WHAT TO PRODUCE
Review the material and extract every line in which the word "America" occurs.

---------- RECORDS TO USE

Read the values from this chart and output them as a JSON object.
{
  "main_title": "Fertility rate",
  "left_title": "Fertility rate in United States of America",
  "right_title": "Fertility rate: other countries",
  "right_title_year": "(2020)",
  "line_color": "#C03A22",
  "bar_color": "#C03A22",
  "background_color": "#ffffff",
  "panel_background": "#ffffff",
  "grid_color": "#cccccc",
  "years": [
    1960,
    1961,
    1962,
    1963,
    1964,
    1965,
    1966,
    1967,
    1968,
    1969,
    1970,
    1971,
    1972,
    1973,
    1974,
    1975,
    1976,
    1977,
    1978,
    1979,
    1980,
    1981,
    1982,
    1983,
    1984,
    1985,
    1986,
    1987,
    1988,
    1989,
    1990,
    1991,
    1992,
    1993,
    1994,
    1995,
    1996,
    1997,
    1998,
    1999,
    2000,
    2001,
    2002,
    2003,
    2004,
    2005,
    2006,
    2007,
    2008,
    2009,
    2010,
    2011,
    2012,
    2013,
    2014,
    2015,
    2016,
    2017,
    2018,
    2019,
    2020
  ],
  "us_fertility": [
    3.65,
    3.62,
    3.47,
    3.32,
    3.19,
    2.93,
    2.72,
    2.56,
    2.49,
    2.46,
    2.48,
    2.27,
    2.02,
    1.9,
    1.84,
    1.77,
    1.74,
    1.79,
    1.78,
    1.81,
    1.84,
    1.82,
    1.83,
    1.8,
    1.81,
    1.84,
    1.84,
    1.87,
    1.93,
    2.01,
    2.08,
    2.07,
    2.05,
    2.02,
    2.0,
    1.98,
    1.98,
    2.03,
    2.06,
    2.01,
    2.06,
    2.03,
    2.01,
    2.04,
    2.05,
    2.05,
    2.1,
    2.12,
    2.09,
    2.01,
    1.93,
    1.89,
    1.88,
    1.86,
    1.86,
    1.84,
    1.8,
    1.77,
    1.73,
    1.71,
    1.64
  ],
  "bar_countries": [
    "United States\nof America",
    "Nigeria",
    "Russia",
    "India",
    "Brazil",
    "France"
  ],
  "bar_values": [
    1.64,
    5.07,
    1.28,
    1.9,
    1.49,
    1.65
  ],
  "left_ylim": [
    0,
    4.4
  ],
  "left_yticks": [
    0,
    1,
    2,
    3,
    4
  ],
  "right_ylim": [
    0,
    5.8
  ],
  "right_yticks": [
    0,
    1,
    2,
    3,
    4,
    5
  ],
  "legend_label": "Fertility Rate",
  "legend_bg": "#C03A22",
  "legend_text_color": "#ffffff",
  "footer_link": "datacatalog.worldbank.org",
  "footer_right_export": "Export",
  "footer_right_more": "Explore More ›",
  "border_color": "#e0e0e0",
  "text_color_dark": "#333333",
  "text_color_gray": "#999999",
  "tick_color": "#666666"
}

--------------------

RESULT OF THIS TASK
  "left_title": "Fertility rate in United States of America",
    "United States\nof America",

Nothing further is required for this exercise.